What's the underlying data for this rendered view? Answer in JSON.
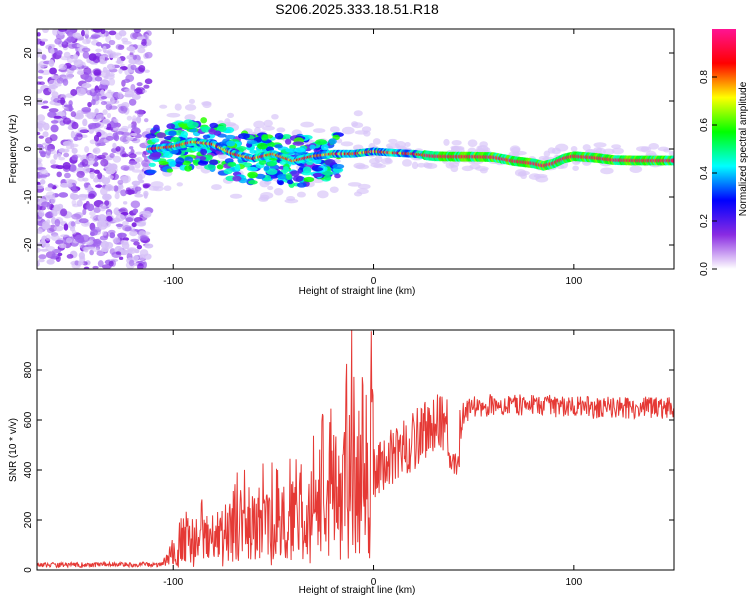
{
  "title": "S206.2025.333.18.51.R18",
  "chart_data": [
    {
      "type": "heatmap",
      "name": "spectrogram",
      "xlabel": "Height of straight line (km)",
      "ylabel": "Frequency (Hz)",
      "xlim": [
        -168,
        150
      ],
      "ylim": [
        -25,
        25
      ],
      "xticks": [
        -100,
        0,
        100
      ],
      "yticks": [
        -20,
        -10,
        0,
        10,
        20
      ],
      "xtick_labels": [
        "-100",
        "0",
        "100"
      ],
      "ytick_labels": [
        "-20",
        "-10",
        "0",
        "10",
        "20"
      ],
      "ridge": [
        {
          "x": -112,
          "f": 0.0
        },
        {
          "x": -100,
          "f": 0.5
        },
        {
          "x": -90,
          "f": 1.5
        },
        {
          "x": -80,
          "f": 1.0
        },
        {
          "x": -70,
          "f": -1.0
        },
        {
          "x": -60,
          "f": -2.0
        },
        {
          "x": -50,
          "f": -1.0
        },
        {
          "x": -40,
          "f": -2.5
        },
        {
          "x": -30,
          "f": -1.5
        },
        {
          "x": -20,
          "f": -1.0
        },
        {
          "x": -10,
          "f": -1.0
        },
        {
          "x": 0,
          "f": -0.5
        },
        {
          "x": 10,
          "f": -0.8
        },
        {
          "x": 20,
          "f": -1.0
        },
        {
          "x": 30,
          "f": -1.5
        },
        {
          "x": 40,
          "f": -1.6
        },
        {
          "x": 50,
          "f": -1.6
        },
        {
          "x": 60,
          "f": -1.7
        },
        {
          "x": 70,
          "f": -2.5
        },
        {
          "x": 80,
          "f": -3.0
        },
        {
          "x": 85,
          "f": -3.5
        },
        {
          "x": 90,
          "f": -3.0
        },
        {
          "x": 95,
          "f": -2.0
        },
        {
          "x": 100,
          "f": -1.5
        },
        {
          "x": 110,
          "f": -1.8
        },
        {
          "x": 120,
          "f": -2.3
        },
        {
          "x": 130,
          "f": -2.4
        },
        {
          "x": 140,
          "f": -2.4
        },
        {
          "x": 150,
          "f": -2.4
        }
      ],
      "noise_region_x": [
        -168,
        -112
      ]
    },
    {
      "type": "line",
      "name": "snr",
      "xlabel": "Height of straight line (km)",
      "ylabel": "SNR (10 * v/v)",
      "xlim": [
        -168,
        150
      ],
      "ylim": [
        0,
        960
      ],
      "xticks": [
        -100,
        0,
        100
      ],
      "yticks": [
        0,
        200,
        400,
        600,
        800
      ],
      "xtick_labels": [
        "-100",
        "0",
        "100"
      ],
      "ytick_labels": [
        "0",
        "200",
        "400",
        "600",
        "800"
      ],
      "color": "#e53935",
      "trend": [
        {
          "x": -168,
          "y": 20
        },
        {
          "x": -105,
          "y": 22
        },
        {
          "x": -100,
          "y": 60
        },
        {
          "x": -90,
          "y": 110
        },
        {
          "x": -80,
          "y": 120
        },
        {
          "x": -70,
          "y": 150
        },
        {
          "x": -60,
          "y": 160
        },
        {
          "x": -50,
          "y": 170
        },
        {
          "x": -40,
          "y": 190
        },
        {
          "x": -30,
          "y": 220
        },
        {
          "x": -20,
          "y": 280
        },
        {
          "x": -10,
          "y": 340
        },
        {
          "x": 0,
          "y": 400
        },
        {
          "x": 10,
          "y": 460
        },
        {
          "x": 20,
          "y": 520
        },
        {
          "x": 30,
          "y": 580
        },
        {
          "x": 40,
          "y": 610
        },
        {
          "x": 50,
          "y": 650
        },
        {
          "x": 60,
          "y": 660
        },
        {
          "x": 80,
          "y": 660
        },
        {
          "x": 100,
          "y": 650
        },
        {
          "x": 120,
          "y": 650
        },
        {
          "x": 150,
          "y": 650
        }
      ],
      "spikes": [
        {
          "x": -11,
          "y": 960
        },
        {
          "x": -12,
          "y": 620
        },
        {
          "x": -20,
          "y": 540
        },
        {
          "x": 38,
          "y": 460
        },
        {
          "x": 40,
          "y": 390
        },
        {
          "x": 42,
          "y": 410
        }
      ]
    }
  ],
  "colorbar": {
    "label": "Normalized spectral amplitude",
    "ticks": [
      0.0,
      0.2,
      0.4,
      0.6,
      0.8
    ],
    "tick_labels": [
      "0.0",
      "0.2",
      "0.4",
      "0.6",
      "0.8"
    ],
    "range": [
      0,
      1
    ],
    "colors": [
      "#ffffff",
      "#8a2be2",
      "#0000ff",
      "#00ffff",
      "#00ff00",
      "#ffff00",
      "#ff0000",
      "#ff1493"
    ]
  }
}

◆ ◆ ◆ ◆ ◆

(WORK REQUIRED) Transcribe the records above exactly as they appear, leaving out any pictures.

(OUTPUT)
What's the underlying data for this rendered view? Answer in JSON.
{
  "title": "S206.2025.333.18.51.R18",
  "chart_data": [
    {
      "type": "heatmap",
      "name": "spectrogram",
      "xlabel": "Height of straight line (km)",
      "ylabel": "Frequency (Hz)",
      "xlim": [
        -168,
        150
      ],
      "ylim": [
        -25,
        25
      ],
      "xticks": [
        -100,
        0,
        100
      ],
      "yticks": [
        -20,
        -10,
        0,
        10,
        20
      ],
      "xtick_labels": [
        "-100",
        "0",
        "100"
      ],
      "ytick_labels": [
        "-20",
        "-10",
        "0",
        "10",
        "20"
      ],
      "ridge": [
        {
          "x": -112,
          "f": 0.0
        },
        {
          "x": -100,
          "f": 0.5
        },
        {
          "x": -90,
          "f": 1.5
        },
        {
          "x": -80,
          "f": 1.0
        },
        {
          "x": -70,
          "f": -1.0
        },
        {
          "x": -60,
          "f": -2.0
        },
        {
          "x": -50,
          "f": -1.0
        },
        {
          "x": -40,
          "f": -2.5
        },
        {
          "x": -30,
          "f": -1.5
        },
        {
          "x": -20,
          "f": -1.0
        },
        {
          "x": -10,
          "f": -1.0
        },
        {
          "x": 0,
          "f": -0.5
        },
        {
          "x": 10,
          "f": -0.8
        },
        {
          "x": 20,
          "f": -1.0
        },
        {
          "x": 30,
          "f": -1.5
        },
        {
          "x": 40,
          "f": -1.6
        },
        {
          "x": 50,
          "f": -1.6
        },
        {
          "x": 60,
          "f": -1.7
        },
        {
          "x": 70,
          "f": -2.5
        },
        {
          "x": 80,
          "f": -3.0
        },
        {
          "x": 85,
          "f": -3.5
        },
        {
          "x": 90,
          "f": -3.0
        },
        {
          "x": 95,
          "f": -2.0
        },
        {
          "x": 100,
          "f": -1.5
        },
        {
          "x": 110,
          "f": -1.8
        },
        {
          "x": 120,
          "f": -2.3
        },
        {
          "x": 130,
          "f": -2.4
        },
        {
          "x": 140,
          "f": -2.4
        },
        {
          "x": 150,
          "f": -2.4
        }
      ],
      "noise_region_x": [
        -168,
        -112
      ]
    },
    {
      "type": "line",
      "name": "snr",
      "xlabel": "Height of straight line (km)",
      "ylabel": "SNR (10 * v/v)",
      "xlim": [
        -168,
        150
      ],
      "ylim": [
        0,
        960
      ],
      "xticks": [
        -100,
        0,
        100
      ],
      "yticks": [
        0,
        200,
        400,
        600,
        800
      ],
      "xtick_labels": [
        "-100",
        "0",
        "100"
      ],
      "ytick_labels": [
        "0",
        "200",
        "400",
        "600",
        "800"
      ],
      "color": "#e53935",
      "trend": [
        {
          "x": -168,
          "y": 20
        },
        {
          "x": -105,
          "y": 22
        },
        {
          "x": -100,
          "y": 60
        },
        {
          "x": -90,
          "y": 110
        },
        {
          "x": -80,
          "y": 120
        },
        {
          "x": -70,
          "y": 150
        },
        {
          "x": -60,
          "y": 160
        },
        {
          "x": -50,
          "y": 170
        },
        {
          "x": -40,
          "y": 190
        },
        {
          "x": -30,
          "y": 220
        },
        {
          "x": -20,
          "y": 280
        },
        {
          "x": -10,
          "y": 340
        },
        {
          "x": 0,
          "y": 400
        },
        {
          "x": 10,
          "y": 460
        },
        {
          "x": 20,
          "y": 520
        },
        {
          "x": 30,
          "y": 580
        },
        {
          "x": 40,
          "y": 610
        },
        {
          "x": 50,
          "y": 650
        },
        {
          "x": 60,
          "y": 660
        },
        {
          "x": 80,
          "y": 660
        },
        {
          "x": 100,
          "y": 650
        },
        {
          "x": 120,
          "y": 650
        },
        {
          "x": 150,
          "y": 650
        }
      ],
      "spikes": [
        {
          "x": -11,
          "y": 960
        },
        {
          "x": -12,
          "y": 620
        },
        {
          "x": -20,
          "y": 540
        },
        {
          "x": 38,
          "y": 460
        },
        {
          "x": 40,
          "y": 390
        },
        {
          "x": 42,
          "y": 410
        }
      ]
    }
  ],
  "colorbar": {
    "label": "Normalized spectral amplitude",
    "ticks": [
      0.0,
      0.2,
      0.4,
      0.6,
      0.8
    ],
    "tick_labels": [
      "0.0",
      "0.2",
      "0.4",
      "0.6",
      "0.8"
    ],
    "range": [
      0,
      1
    ],
    "colors": [
      "#ffffff",
      "#8a2be2",
      "#0000ff",
      "#00ffff",
      "#00ff00",
      "#ffff00",
      "#ff0000",
      "#ff1493"
    ]
  }
}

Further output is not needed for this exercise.